• **Given text**:
····················
Two important cases against Re-promulgation of ordinances:

  • D.C. Wadhwa V. State of Bihar:
  1. The State of Bihar adopted a practice of re-promulgating the ordinances on a massive scale from time to time without their provisions being enacted into acts of the legislature.
  2. The practice was that, after the session of the State Legislature was prorogued, the same ordinances which had ceased to operate were re-promulgated containing substantially the same provisions almost in a routine manner.
  3. This practice was challenged by D.C. Wadhwa was against the constitutional provisions and against the condition of approval of Legislature after the fixed period of six months.
  4. It was held that large-scale Repromulgation of same ordinance repeatedly in a routine manner amounts to usurpation of legislative function by the executive, colorable exercise of power and a fraud on constitutional provisions.
  • Krishna Kumar Singh V .State of Bihar:
  1. The honorable in its majority opinion stated that re-promulgation of ordinance is constitutionally impermissible as it represents an effort to overreach the legislative body which is the primary source of law-making in a parliamentary democracy.
····················
• **Provided information**:
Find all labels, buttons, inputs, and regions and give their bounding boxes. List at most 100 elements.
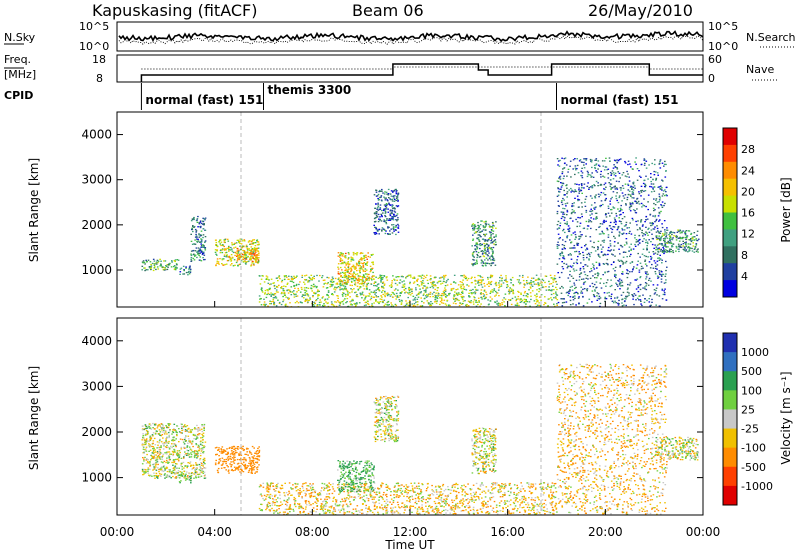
scatter-point bbox=[399, 282, 401, 284]
scatter-point bbox=[282, 295, 284, 298]
scatter-point bbox=[226, 254, 228, 256]
scatter-point bbox=[235, 242, 238, 244]
scatter-point bbox=[322, 296, 324, 298]
scatter-point bbox=[638, 193, 641, 195]
scatter-point bbox=[492, 233, 494, 235]
scatter-point bbox=[521, 299, 524, 301]
scatter-point bbox=[581, 175, 583, 177]
scatter-point bbox=[480, 296, 482, 299]
scatter-point bbox=[392, 224, 395, 226]
scatter-point bbox=[475, 288, 477, 291]
scatter-point bbox=[160, 468, 163, 471]
scatter-point bbox=[664, 194, 666, 197]
scatter-point bbox=[352, 264, 355, 266]
scatter-point bbox=[168, 263, 170, 265]
scatter-point bbox=[414, 296, 417, 299]
scatter-point bbox=[535, 283, 538, 285]
scatter-point bbox=[370, 295, 373, 297]
scatter-point bbox=[472, 263, 475, 266]
scatter-point bbox=[691, 239, 693, 242]
scatter-point bbox=[195, 247, 198, 249]
scatter-point bbox=[582, 295, 584, 298]
scatter-point bbox=[186, 466, 188, 469]
scatter-point bbox=[189, 429, 192, 431]
scatter-point bbox=[575, 304, 577, 306]
scatter-point bbox=[184, 429, 187, 431]
scatter-point bbox=[339, 272, 342, 274]
scatter-point bbox=[483, 226, 486, 228]
scatter-point bbox=[376, 207, 379, 209]
scatter-point bbox=[657, 243, 660, 246]
scatter-point bbox=[556, 283, 558, 285]
scatter-point bbox=[251, 255, 253, 257]
scatter-point bbox=[479, 282, 481, 284]
scatter-point bbox=[518, 283, 521, 285]
scatter-point bbox=[576, 292, 579, 294]
scatter-point bbox=[642, 182, 645, 185]
scatter-point bbox=[637, 244, 640, 246]
scatter-point bbox=[569, 274, 571, 276]
scatter-point bbox=[554, 296, 557, 298]
scatter-point bbox=[345, 268, 347, 270]
scatter-point bbox=[677, 237, 680, 239]
scatter-point bbox=[434, 276, 436, 278]
scatter-point bbox=[272, 293, 275, 296]
scatter-point bbox=[168, 440, 170, 443]
scatter-point bbox=[661, 251, 664, 253]
scatter-point bbox=[663, 163, 666, 165]
scatter-point bbox=[537, 283, 540, 285]
scatter-point bbox=[375, 214, 378, 217]
scatter-point bbox=[591, 185, 594, 187]
scatter-point bbox=[548, 289, 550, 291]
scatter-point bbox=[486, 262, 488, 264]
scatter-point bbox=[261, 290, 263, 292]
scatter-point bbox=[501, 303, 504, 306]
scatter-point bbox=[436, 294, 439, 296]
scatter-point bbox=[615, 180, 618, 182]
scatter-point bbox=[250, 241, 253, 243]
scatter-point bbox=[379, 208, 382, 210]
scatter-point bbox=[360, 259, 363, 261]
scatter-point bbox=[644, 184, 647, 187]
scatter-point bbox=[614, 185, 616, 187]
scatter-point bbox=[337, 263, 340, 265]
scatter-point bbox=[582, 254, 585, 256]
scatter-point bbox=[378, 301, 380, 303]
scatter-point bbox=[153, 449, 155, 451]
scatter-point bbox=[610, 297, 612, 300]
scatter-point bbox=[377, 213, 380, 216]
scatter-point bbox=[459, 281, 462, 283]
scatter-point bbox=[351, 266, 354, 268]
scatter-point bbox=[382, 300, 384, 303]
scatter-point bbox=[449, 304, 451, 307]
scatter-point bbox=[254, 245, 257, 247]
scatter-point bbox=[553, 275, 556, 277]
scatter-point bbox=[156, 441, 159, 443]
scatter-point bbox=[651, 237, 654, 240]
scatter-point bbox=[231, 242, 233, 244]
scatter-point bbox=[594, 185, 596, 187]
scatter-point bbox=[460, 293, 462, 296]
scatter-point bbox=[613, 226, 616, 228]
scatter-point bbox=[530, 284, 533, 286]
scatter-point bbox=[360, 257, 363, 259]
scatter-point bbox=[284, 305, 287, 307]
scatter-point bbox=[365, 278, 368, 280]
scatter-point bbox=[264, 289, 267, 292]
scatter-point bbox=[358, 262, 360, 264]
scatter-point bbox=[146, 458, 148, 460]
scatter-point bbox=[197, 240, 200, 242]
scatter-point bbox=[154, 464, 157, 466]
scatter-point bbox=[606, 279, 609, 281]
scatter-point bbox=[391, 224, 393, 226]
scatter-point bbox=[615, 187, 618, 189]
scatter-point bbox=[671, 244, 673, 247]
scatter-point bbox=[662, 273, 665, 276]
scatter-point bbox=[237, 257, 239, 259]
scatter-point bbox=[487, 259, 489, 261]
scatter-point bbox=[314, 285, 316, 287]
scatter-point bbox=[326, 283, 329, 285]
scatter-point bbox=[556, 299, 559, 301]
scatter-point bbox=[542, 279, 545, 282]
scatter-point bbox=[621, 229, 624, 231]
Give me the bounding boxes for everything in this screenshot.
····················
• **What to do**:
A. Retype everything from "2. The practice" down to "on constitutional provisions." in the text on re-promulgation of ordinances.
B. In the text on re-promulgation of ordinances, what was held in D.C. Wadhwa v. State of Bihar that large-scale, repeated re-promulgation of the same ordinance amounts to?
Rely solely on the text about re-promulgation of ordinances, not on the records.

• **Per-task outputs**:
A.
2. The practice was that, after the session of the State Legislature was prorogued, the same ordinances which had ceased to operate were re-promulgated containing substantially the same provisions almost in a routine manner.
  3. This practice was challenged by D.C. Wadhwa was against the constitutional provisions and against the condition of approval of Legislature after the fixed period of six months.
  4. It was held that large-scale Repromulgation of same ordinance repeatedly in a routine manner amounts to usurpation of legislative function by the executive, colorable exercise of power and a fraud on constitutional provisions.

B. It amounts to usurpation of legislative function by the executive, colorable exercise of power and a fraud on constitutional provisions.